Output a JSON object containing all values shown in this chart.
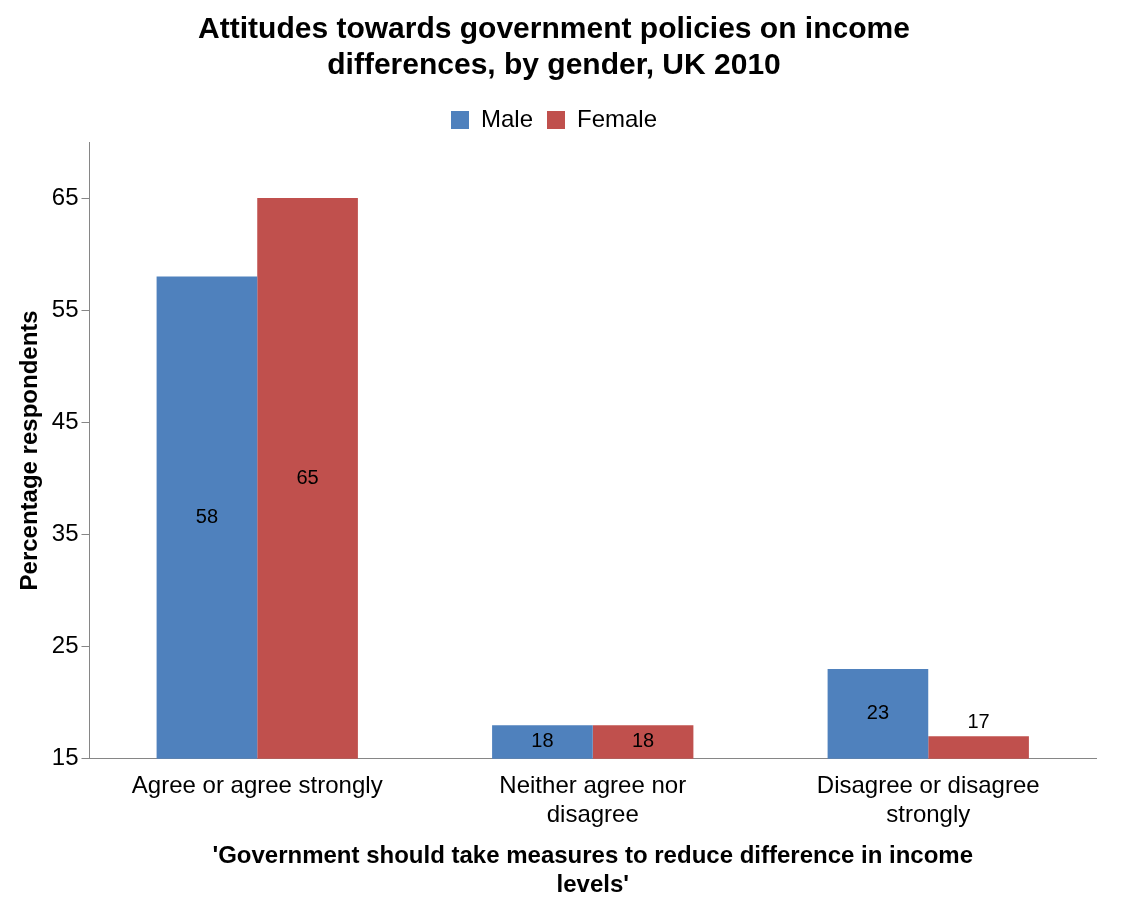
{
  "chart_data": {
    "type": "bar",
    "title": "Attitudes towards government policies on income differences, by gender, UK 2010",
    "xlabel": "'Government should take measures to reduce difference in income levels'",
    "ylabel": "Percentage respondents",
    "categories": [
      "Agree or agree strongly",
      "Neither agree nor disagree",
      "Disagree or disagree strongly"
    ],
    "series": [
      {
        "name": "Male",
        "color": "#4f81bd",
        "values": [
          58,
          18,
          23
        ]
      },
      {
        "name": "Female",
        "color": "#c0504d",
        "values": [
          65,
          18,
          17
        ]
      }
    ],
    "ylim": [
      15,
      70
    ],
    "yticks": [
      15,
      25,
      35,
      45,
      55,
      65
    ],
    "grid": false,
    "legend": "top",
    "data_labels": true
  }
}
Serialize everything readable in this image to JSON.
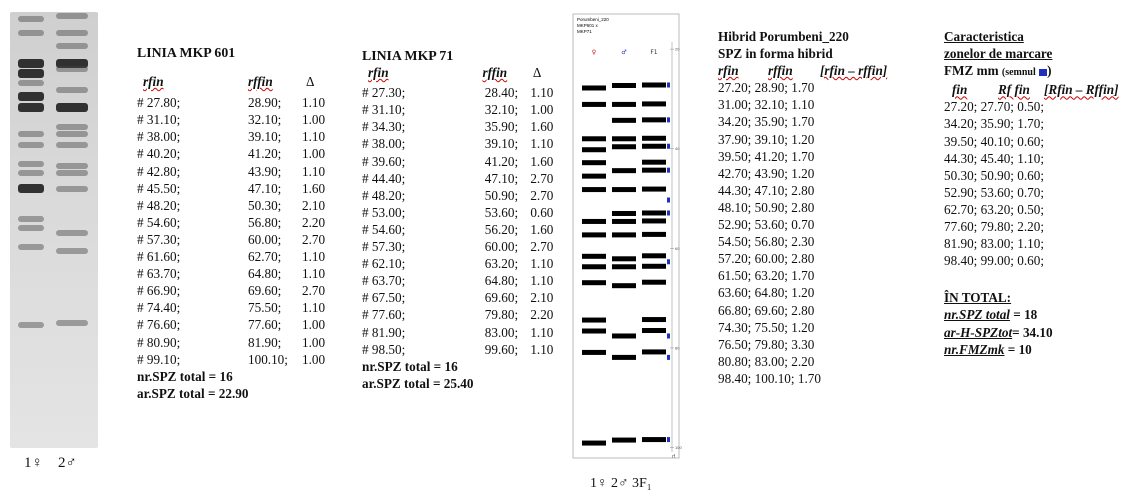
{
  "gel": {
    "lane_labels": [
      "1♀",
      "2♂"
    ]
  },
  "mkp601": {
    "title": "LINIA MKP 601",
    "headers": [
      "rfin",
      "rffin",
      "Δ"
    ],
    "rows": [
      [
        "# 27.80;",
        "28.90;",
        "1.10"
      ],
      [
        "# 31.10;",
        "32.10;",
        "1.00"
      ],
      [
        "# 38.00;",
        "39.10;",
        "1.10"
      ],
      [
        "# 40.20;",
        "41.20;",
        "1.00"
      ],
      [
        "# 42.80;",
        "43.90;",
        "1.10"
      ],
      [
        "# 45.50;",
        "47.10;",
        "1.60"
      ],
      [
        "# 48.20;",
        "50.30;",
        "2.10"
      ],
      [
        "# 54.60;",
        "56.80;",
        "2.20"
      ],
      [
        "# 57.30;",
        "60.00;",
        "2.70"
      ],
      [
        "# 61.60;",
        "62.70;",
        "1.10"
      ],
      [
        "# 63.70;",
        "64.80;",
        "1.10"
      ],
      [
        "# 66.90;",
        "69.60;",
        "2.70"
      ],
      [
        "# 74.40;",
        "75.50;",
        "1.10"
      ],
      [
        "# 76.60;",
        "77.60;",
        "1.00"
      ],
      [
        "# 80.90;",
        "81.90;",
        "1.00"
      ],
      [
        "# 99.10;",
        "100.10;",
        "1.00"
      ]
    ],
    "total1": "nr.SPZ total = 16",
    "total2": "ar.SPZ total = 22.90"
  },
  "mkp71": {
    "title": "LINIA  MKP 71",
    "headers": [
      "rfin",
      "rffin",
      "Δ"
    ],
    "rows": [
      [
        "# 27.30;",
        "28.40;",
        "1.10"
      ],
      [
        "# 31.10;",
        "32.10;",
        "1.00"
      ],
      [
        "# 34.30;",
        "35.90;",
        "1.60"
      ],
      [
        "# 38.00;",
        "39.10;",
        "1.10"
      ],
      [
        "# 39.60;",
        "41.20;",
        "1.60"
      ],
      [
        "# 44.40;",
        "47.10;",
        "2.70"
      ],
      [
        "# 48.20;",
        "50.90;",
        "2.70"
      ],
      [
        "# 53.00;",
        "53.60;",
        "0.60"
      ],
      [
        "# 54.60;",
        "56.20;",
        "1.60"
      ],
      [
        "# 57.30;",
        "60.00;",
        "2.70"
      ],
      [
        "# 62.10;",
        "63.20;",
        "1.10"
      ],
      [
        "# 63.70;",
        "64.80;",
        "1.10"
      ],
      [
        "# 67.50;",
        "69.60;",
        "2.10"
      ],
      [
        "# 77.60;",
        "79.80;",
        "2.20"
      ],
      [
        "# 81.90;",
        "83.00;",
        "1.10"
      ],
      [
        "# 98.50;",
        "99.60;",
        "1.10"
      ]
    ],
    "total1": "nr.SPZ total = 16",
    "total2": "ar.SPZ total = 25.40"
  },
  "diagram": {
    "title_lines": [
      "Porumbeni_220",
      "MKP601 x",
      "MKP71"
    ],
    "lane_marks": [
      "♀",
      "♂",
      "F1"
    ],
    "scale_ticks": [
      "20",
      "40",
      "60",
      "80",
      "100"
    ],
    "axis_label": "rf",
    "lane_labels": "1♀  2♂  3F₁",
    "lanes": [
      [
        27.8,
        31.1,
        38.0,
        40.2,
        42.8,
        45.5,
        48.2,
        54.6,
        57.3,
        61.6,
        63.7,
        66.9,
        74.4,
        76.6,
        80.9,
        99.1
      ],
      [
        27.3,
        31.1,
        34.3,
        38.0,
        39.6,
        44.4,
        48.2,
        53.0,
        54.6,
        57.3,
        62.1,
        63.7,
        67.5,
        77.6,
        81.9,
        98.5
      ],
      [
        27.2,
        31.0,
        34.2,
        37.9,
        39.5,
        42.7,
        44.3,
        48.1,
        52.9,
        54.5,
        57.2,
        61.5,
        63.6,
        66.8,
        74.3,
        76.5,
        80.8,
        98.4
      ]
    ],
    "marker_positions": [
      27.2,
      34.2,
      39.5,
      44.3,
      50.3,
      52.9,
      62.7,
      77.6,
      81.9,
      98.4
    ]
  },
  "hybrid": {
    "title1": "Hibrid Porumbeni_220",
    "title2": "SPZ in forma hibrid",
    "headers": [
      "rfin",
      "rffin",
      "[rfin – rffin]"
    ],
    "rows": [
      "27.20; 28.90; 1.70",
      "31.00; 32.10; 1.10",
      "34.20; 35.90; 1.70",
      "37.90; 39.10; 1.20",
      "39.50; 41.20; 1.70",
      "42.70; 43.90; 1.20",
      "44.30; 47.10; 2.80",
      "48.10; 50.90; 2.80",
      "52.90; 53.60; 0.70",
      "54.50; 56.80; 2.30",
      "57.20; 60.00; 2.80",
      "61.50; 63.20; 1.70",
      "63.60; 64.80; 1.20",
      "66.80; 69.60; 2.80",
      "74.30; 75.50; 1.20",
      "76.50; 79.80; 3.30",
      "80.80; 83.00; 2.20",
      "98.40; 100.10; 1.70"
    ]
  },
  "fmz": {
    "title1": "Caracteristica",
    "title2": "zonelor de marcare",
    "title3": "FMZ mm",
    "title3_note": "(semnul",
    "title3_end": ")",
    "marker_color": "#1f2fbf",
    "headers": [
      "fin",
      "Rf fin",
      "[Rfin – Rffin]"
    ],
    "rows": [
      "27.20; 27.70; 0.50;",
      "34.20; 35.90; 1.70;",
      "39.50; 40.10; 0.60;",
      "44.30; 45.40; 1.10;",
      "50.30; 50.90; 0.60;",
      "52.90; 53.60; 0.70;",
      "62.70; 63.20; 0.50;",
      "77.60; 79.80; 2.20;",
      "81.90; 83.00; 1.10;",
      "98.40; 99.00; 0.60;"
    ],
    "total_title": "ÎN TOTAL:",
    "total_lines": [
      {
        "label": "nr.SPZ total",
        "value": " = 18"
      },
      {
        "label": "ar-H-SPZtot",
        "value": "= 34.10"
      },
      {
        "label": "nr.FMZmk",
        "value": " = 10"
      }
    ]
  }
}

========================================================================

→ **YOUR INSTRUCTIONS**: Could you repeat all of the material exactly? Pictures should not be copied.

→ **RESULT OF THIS TASK**:
Output a JSON object containing all values shown in this chart.
{
  "chart_data": {
    "type": "bar",
    "title": "Attitudes towards government policies on income differences, by gender, UK 2010",
    "xlabel": "'Government should take measures to reduce difference in income levels'",
    "ylabel": "Percentage respondents",
    "categories": [
      "Agree or agree strongly",
      "Neither agree nor disagree",
      "Disagree or disagree strongly"
    ],
    "series": [
      {
        "name": "Male",
        "color": "#4f81bd",
        "values": [
          58,
          18,
          23
        ]
      },
      {
        "name": "Female",
        "color": "#c0504d",
        "values": [
          65,
          18,
          17
        ]
      }
    ],
    "ylim": [
      15,
      70
    ],
    "yticks": [
      15,
      25,
      35,
      45,
      55,
      65
    ],
    "grid": false,
    "legend": "top",
    "data_labels": true
  }
}
Serialize everything readable in this image to JSON.
{
  "gel": {
    "lane_labels": [
      "1♀",
      "2♂"
    ]
  },
  "mkp601": {
    "title": "LINIA MKP 601",
    "headers": [
      "rfin",
      "rffin",
      "Δ"
    ],
    "rows": [
      [
        "# 27.80;",
        "28.90;",
        "1.10"
      ],
      [
        "# 31.10;",
        "32.10;",
        "1.00"
      ],
      [
        "# 38.00;",
        "39.10;",
        "1.10"
      ],
      [
        "# 40.20;",
        "41.20;",
        "1.00"
      ],
      [
        "# 42.80;",
        "43.90;",
        "1.10"
      ],
      [
        "# 45.50;",
        "47.10;",
        "1.60"
      ],
      [
        "# 48.20;",
        "50.30;",
        "2.10"
      ],
      [
        "# 54.60;",
        "56.80;",
        "2.20"
      ],
      [
        "# 57.30;",
        "60.00;",
        "2.70"
      ],
      [
        "# 61.60;",
        "62.70;",
        "1.10"
      ],
      [
        "# 63.70;",
        "64.80;",
        "1.10"
      ],
      [
        "# 66.90;",
        "69.60;",
        "2.70"
      ],
      [
        "# 74.40;",
        "75.50;",
        "1.10"
      ],
      [
        "# 76.60;",
        "77.60;",
        "1.00"
      ],
      [
        "# 80.90;",
        "81.90;",
        "1.00"
      ],
      [
        "# 99.10;",
        "100.10;",
        "1.00"
      ]
    ],
    "total1": "nr.SPZ total = 16",
    "total2": "ar.SPZ total = 22.90"
  },
  "mkp71": {
    "title": "LINIA  MKP 71",
    "headers": [
      "rfin",
      "rffin",
      "Δ"
    ],
    "rows": [
      [
        "# 27.30;",
        "28.40;",
        "1.10"
      ],
      [
        "# 31.10;",
        "32.10;",
        "1.00"
      ],
      [
        "# 34.30;",
        "35.90;",
        "1.60"
      ],
      [
        "# 38.00;",
        "39.10;",
        "1.10"
      ],
      [
        "# 39.60;",
        "41.20;",
        "1.60"
      ],
      [
        "# 44.40;",
        "47.10;",
        "2.70"
      ],
      [
        "# 48.20;",
        "50.90;",
        "2.70"
      ],
      [
        "# 53.00;",
        "53.60;",
        "0.60"
      ],
      [
        "# 54.60;",
        "56.20;",
        "1.60"
      ],
      [
        "# 57.30;",
        "60.00;",
        "2.70"
      ],
      [
        "# 62.10;",
        "63.20;",
        "1.10"
      ],
      [
        "# 63.70;",
        "64.80;",
        "1.10"
      ],
      [
        "# 67.50;",
        "69.60;",
        "2.10"
      ],
      [
        "# 77.60;",
        "79.80;",
        "2.20"
      ],
      [
        "# 81.90;",
        "83.00;",
        "1.10"
      ],
      [
        "# 98.50;",
        "99.60;",
        "1.10"
      ]
    ],
    "total1": "nr.SPZ total = 16",
    "total2": "ar.SPZ total = 25.40"
  },
  "diagram": {
    "title_lines": [
      "Porumbeni_220",
      "MKP601 x",
      "MKP71"
    ],
    "lane_marks": [
      "♀",
      "♂",
      "F1"
    ],
    "scale_ticks": [
      "20",
      "40",
      "60",
      "80",
      "100"
    ],
    "axis_label": "rf",
    "lane_labels": "1♀  2♂  3F₁",
    "lanes": [
      [
        27.8,
        31.1,
        38.0,
        40.2,
        42.8,
        45.5,
        48.2,
        54.6,
        57.3,
        61.6,
        63.7,
        66.9,
        74.4,
        76.6,
        80.9,
        99.1
      ],
      [
        27.3,
        31.1,
        34.3,
        38.0,
        39.6,
        44.4,
        48.2,
        53.0,
        54.6,
        57.3,
        62.1,
        63.7,
        67.5,
        77.6,
        81.9,
        98.5
      ],
      [
        27.2,
        31.0,
        34.2,
        37.9,
        39.5,
        42.7,
        44.3,
        48.1,
        52.9,
        54.5,
        57.2,
        61.5,
        63.6,
        66.8,
        74.3,
        76.5,
        80.8,
        98.4
      ]
    ],
    "marker_positions": [
      27.2,
      34.2,
      39.5,
      44.3,
      50.3,
      52.9,
      62.7,
      77.6,
      81.9,
      98.4
    ]
  },
  "hybrid": {
    "title1": "Hibrid Porumbeni_220",
    "title2": "SPZ in forma hibrid",
    "headers": [
      "rfin",
      "rffin",
      "[rfin – rffin]"
    ],
    "rows": [
      "27.20; 28.90; 1.70",
      "31.00; 32.10; 1.10",
      "34.20; 35.90; 1.70",
      "37.90; 39.10; 1.20",
      "39.50; 41.20; 1.70",
      "42.70; 43.90; 1.20",
      "44.30; 47.10; 2.80",
      "48.10; 50.90; 2.80",
      "52.90; 53.60; 0.70",
      "54.50; 56.80; 2.30",
      "57.20; 60.00; 2.80",
      "61.50; 63.20; 1.70",
      "63.60; 64.80; 1.20",
      "66.80; 69.60; 2.80",
      "74.30; 75.50; 1.20",
      "76.50; 79.80; 3.30",
      "80.80; 83.00; 2.20",
      "98.40; 100.10; 1.70"
    ]
  },
  "fmz": {
    "title1": "Caracteristica",
    "title2": "zonelor de marcare",
    "title3": "FMZ mm",
    "title3_note": "(semnul",
    "title3_end": ")",
    "marker_color": "#1f2fbf",
    "headers": [
      "fin",
      "Rf fin",
      "[Rfin – Rffin]"
    ],
    "rows": [
      "27.20; 27.70; 0.50;",
      "34.20; 35.90; 1.70;",
      "39.50; 40.10; 0.60;",
      "44.30; 45.40; 1.10;",
      "50.30; 50.90; 0.60;",
      "52.90; 53.60; 0.70;",
      "62.70; 63.20; 0.50;",
      "77.60; 79.80; 2.20;",
      "81.90; 83.00; 1.10;",
      "98.40; 99.00; 0.60;"
    ],
    "total_title": "ÎN TOTAL:",
    "total_lines": [
      {
        "label": "nr.SPZ total",
        "value": " = 18"
      },
      {
        "label": "ar-H-SPZtot",
        "value": "= 34.10"
      },
      {
        "label": "nr.FMZmk",
        "value": " = 10"
      }
    ]
  }
}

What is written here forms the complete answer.